*Work required:*
Put every line of the listing below into a two-column Markdown table, numbering the rows under "n" and placing each line under "Line". Omit any blank lines.

==*==

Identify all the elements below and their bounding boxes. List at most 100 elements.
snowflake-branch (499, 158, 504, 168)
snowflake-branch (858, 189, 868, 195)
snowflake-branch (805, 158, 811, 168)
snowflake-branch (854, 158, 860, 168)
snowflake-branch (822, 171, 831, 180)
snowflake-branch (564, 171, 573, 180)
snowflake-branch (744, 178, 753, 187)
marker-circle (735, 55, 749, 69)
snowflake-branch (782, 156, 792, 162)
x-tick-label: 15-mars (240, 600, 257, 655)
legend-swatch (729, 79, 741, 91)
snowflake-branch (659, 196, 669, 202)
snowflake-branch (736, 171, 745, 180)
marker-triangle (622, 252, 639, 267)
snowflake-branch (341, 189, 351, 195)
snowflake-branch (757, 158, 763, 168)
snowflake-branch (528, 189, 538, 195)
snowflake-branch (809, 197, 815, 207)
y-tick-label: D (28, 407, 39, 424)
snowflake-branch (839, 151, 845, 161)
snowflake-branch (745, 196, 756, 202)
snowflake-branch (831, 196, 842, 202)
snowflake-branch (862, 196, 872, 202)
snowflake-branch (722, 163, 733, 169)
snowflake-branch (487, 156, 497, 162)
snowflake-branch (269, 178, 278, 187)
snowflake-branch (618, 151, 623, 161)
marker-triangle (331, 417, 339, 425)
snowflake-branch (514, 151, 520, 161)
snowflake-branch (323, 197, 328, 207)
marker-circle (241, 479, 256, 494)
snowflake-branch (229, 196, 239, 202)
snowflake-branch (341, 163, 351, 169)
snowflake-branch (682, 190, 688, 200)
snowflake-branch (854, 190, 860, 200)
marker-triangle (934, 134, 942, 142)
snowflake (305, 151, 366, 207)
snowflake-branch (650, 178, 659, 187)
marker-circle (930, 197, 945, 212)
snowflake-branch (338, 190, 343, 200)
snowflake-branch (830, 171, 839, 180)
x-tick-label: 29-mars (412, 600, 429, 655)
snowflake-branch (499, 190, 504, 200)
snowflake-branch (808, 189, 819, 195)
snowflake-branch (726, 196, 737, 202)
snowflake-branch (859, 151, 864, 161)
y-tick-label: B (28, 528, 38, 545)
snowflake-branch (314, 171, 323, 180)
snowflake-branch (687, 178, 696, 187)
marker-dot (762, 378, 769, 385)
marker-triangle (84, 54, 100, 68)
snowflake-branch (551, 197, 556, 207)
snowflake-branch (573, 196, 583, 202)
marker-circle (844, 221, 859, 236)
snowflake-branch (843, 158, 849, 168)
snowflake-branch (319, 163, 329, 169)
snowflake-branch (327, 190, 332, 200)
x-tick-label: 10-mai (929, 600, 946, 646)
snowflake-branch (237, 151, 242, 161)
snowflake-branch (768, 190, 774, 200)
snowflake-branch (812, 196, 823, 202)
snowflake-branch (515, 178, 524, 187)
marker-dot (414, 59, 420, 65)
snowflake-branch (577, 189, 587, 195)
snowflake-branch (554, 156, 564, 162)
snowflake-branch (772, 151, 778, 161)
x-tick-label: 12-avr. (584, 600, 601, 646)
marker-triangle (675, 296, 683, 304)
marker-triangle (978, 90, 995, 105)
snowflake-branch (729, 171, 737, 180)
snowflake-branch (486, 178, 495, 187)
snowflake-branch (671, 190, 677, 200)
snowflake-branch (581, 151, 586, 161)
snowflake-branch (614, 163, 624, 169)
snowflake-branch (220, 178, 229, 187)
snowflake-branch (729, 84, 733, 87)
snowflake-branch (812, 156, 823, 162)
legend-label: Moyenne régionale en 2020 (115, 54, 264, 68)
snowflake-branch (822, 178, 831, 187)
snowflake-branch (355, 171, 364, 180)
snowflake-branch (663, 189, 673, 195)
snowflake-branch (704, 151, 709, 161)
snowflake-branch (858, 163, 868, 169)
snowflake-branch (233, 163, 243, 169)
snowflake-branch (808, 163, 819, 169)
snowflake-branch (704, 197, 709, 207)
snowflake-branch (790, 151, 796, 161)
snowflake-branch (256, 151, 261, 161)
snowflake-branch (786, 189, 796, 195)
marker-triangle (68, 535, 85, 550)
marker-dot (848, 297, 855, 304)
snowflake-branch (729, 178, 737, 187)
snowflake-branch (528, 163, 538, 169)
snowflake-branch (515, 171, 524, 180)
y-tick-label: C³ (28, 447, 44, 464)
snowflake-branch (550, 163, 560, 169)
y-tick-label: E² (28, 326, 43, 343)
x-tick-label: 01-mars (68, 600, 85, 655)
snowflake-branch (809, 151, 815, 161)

==*==

*Task result:*
| n | Line |
|---|---|
| 1 | Identify all the elements below and their bounding boxes. List at most 100 elements. |
| 2 | snowflake-branch (499, 158, 504, 168) |
| 3 | snowflake-branch (858, 189, 868, 195) |
| 4 | snowflake-branch (805, 158, 811, 168) |
| 5 | snowflake-branch (854, 158, 860, 168) |
| 6 | snowflake-branch (822, 171, 831, 180) |
| 7 | snowflake-branch (564, 171, 573, 180) |
| 8 | snowflake-branch (744, 178, 753, 187) |
| 9 | marker-circle (735, 55, 749, 69) |
| 10 | snowflake-branch (782, 156, 792, 162) |
| 11 | x-tick-label: 15-mars (240, 600, 257, 655) |
| 12 | legend-swatch (729, 79, 741, 91) |
| 13 | snowflake-branch (659, 196, 669, 202) |
| 14 | snowflake-branch (736, 171, 745, 180) |
| 15 | marker-triangle (622, 252, 639, 267) |
| 16 | snowflake-branch (341, 189, 351, 195) |
| 17 | snowflake-branch (757, 158, 763, 168) |
| 18 | snowflake-branch (528, 189, 538, 195) |
| 19 | snowflake-branch (809, 197, 815, 207) |
| 20 | y-tick-label: D (28, 407, 39, 424) |
| 21 | snowflake-branch (839, 151, 845, 161) |
| 22 | snowflake-branch (745, 196, 756, 202) |
| 23 | snowflake-branch (831, 196, 842, 202) |
| 24 | snowflake-branch (862, 196, 872, 202) |
| 25 | snowflake-branch (722, 163, 733, 169) |
| 26 | snowflake-branch (487, 156, 497, 162) |
| 27 | snowflake-branch (269, 178, 278, 187) |
| 28 | snowflake-branch (618, 151, 623, 161) |
| 29 | marker-triangle (331, 417, 339, 425) |
| 30 | snowflake-branch (514, 151, 520, 161) |
| 31 | snowflake-branch (323, 197, 328, 207) |
| 32 | marker-circle (241, 479, 256, 494) |
| 33 | snowflake-branch (229, 196, 239, 202) |
| 34 | snowflake-branch (341, 163, 351, 169) |
| 35 | snowflake-branch (682, 190, 688, 200) |
| 36 | snowflake-branch (854, 190, 860, 200) |
| 37 | marker-triangle (934, 134, 942, 142) |
| 38 | snowflake (305, 151, 366, 207) |
| 39 | snowflake-branch (650, 178, 659, 187) |
| 40 | marker-circle (930, 197, 945, 212) |
| 41 | snowflake-branch (338, 190, 343, 200) |
| 42 | snowflake-branch (830, 171, 839, 180) |
| 43 | x-tick-label: 29-mars (412, 600, 429, 655) |
| 44 | snowflake-branch (499, 190, 504, 200) |
| 45 | snowflake-branch (808, 189, 819, 195) |
| 46 | snowflake-branch (726, 196, 737, 202) |
| 47 | snowflake-branch (859, 151, 864, 161) |
| 48 | y-tick-label: B (28, 528, 38, 545) |
| 49 | snowflake-branch (314, 171, 323, 180) |
| 50 | snowflake-branch (687, 178, 696, 187) |
| 51 | marker-dot (762, 378, 769, 385) |
| 52 | marker-triangle (84, 54, 100, 68) |
| 53 | snowflake-branch (551, 197, 556, 207) |
| 54 | snowflake-branch (573, 196, 583, 202) |
| 55 | marker-circle (844, 221, 859, 236) |
| 56 | snowflake-branch (843, 158, 849, 168) |
| 57 | snowflake-branch (319, 163, 329, 169) |
| 58 | snowflake-branch (327, 190, 332, 200) |
| 59 | x-tick-label: 10-mai (929, 600, 946, 646) |
| 60 | snowflake-branch (237, 151, 242, 161) |
| 61 | snowflake-branch (768, 190, 774, 200) |
| 62 | snowflake-branch (812, 196, 823, 202) |
| 63 | snowflake-branch (515, 178, 524, 187) |
| 64 | marker-dot (414, 59, 420, 65) |
| 65 | snowflake-branch (577, 189, 587, 195) |
| 66 | snowflake-branch (554, 156, 564, 162) |
| 67 | snowflake-branch (772, 151, 778, 161) |
| 68 | x-tick-label: 12-avr. (584, 600, 601, 646) |
| 69 | marker-triangle (675, 296, 683, 304) |
| 70 | marker-triangle (978, 90, 995, 105) |
| 71 | snowflake-branch (729, 171, 737, 180) |
| 72 | snowflake-branch (486, 178, 495, 187) |
| 73 | snowflake-branch (671, 190, 677, 200) |
| 74 | snowflake-branch (581, 151, 586, 161) |
| 75 | snowflake-branch (614, 163, 624, 169) |
| 76 | snowflake-branch (220, 178, 229, 187) |
| 77 | snowflake-branch (729, 84, 733, 87) |
| 78 | snowflake-branch (812, 156, 823, 162) |
| 79 | legend-label: Moyenne régionale en 2020 (115, 54, 264, 68) |
| 80 | snowflake-branch (822, 178, 831, 187) |
| 81 | snowflake-branch (355, 171, 364, 180) |
| 82 | snowflake-branch (663, 189, 673, 195) |
| 83 | snowflake-branch (704, 151, 709, 161) |
| 84 | snowflake-branch (858, 163, 868, 169) |
| 85 | snowflake-branch (233, 163, 243, 169) |
| 86 | snowflake-branch (808, 163, 819, 169) |
| 87 | snowflake-branch (704, 197, 709, 207) |
| 88 | snowflake-branch (790, 151, 796, 161) |
| 89 | snowflake-branch (256, 151, 261, 161) |
| 90 | snowflake-branch (786, 189, 796, 195) |
| 91 | marker-triangle (68, 535, 85, 550) |
| 92 | marker-dot (848, 297, 855, 304) |
| 93 | snowflake-branch (729, 178, 737, 187) |
| 94 | snowflake-branch (528, 163, 538, 169) |
| 95 | snowflake-branch (515, 171, 524, 180) |
| 96 | y-tick-label: C³ (28, 447, 44, 464) |
| 97 | snowflake-branch (550, 163, 560, 169) |
| 98 | y-tick-label: E² (28, 326, 43, 343) |
| 99 | x-tick-label: 01-mars (68, 600, 85, 655) |
| 100 | snowflake-branch (809, 151, 815, 161) |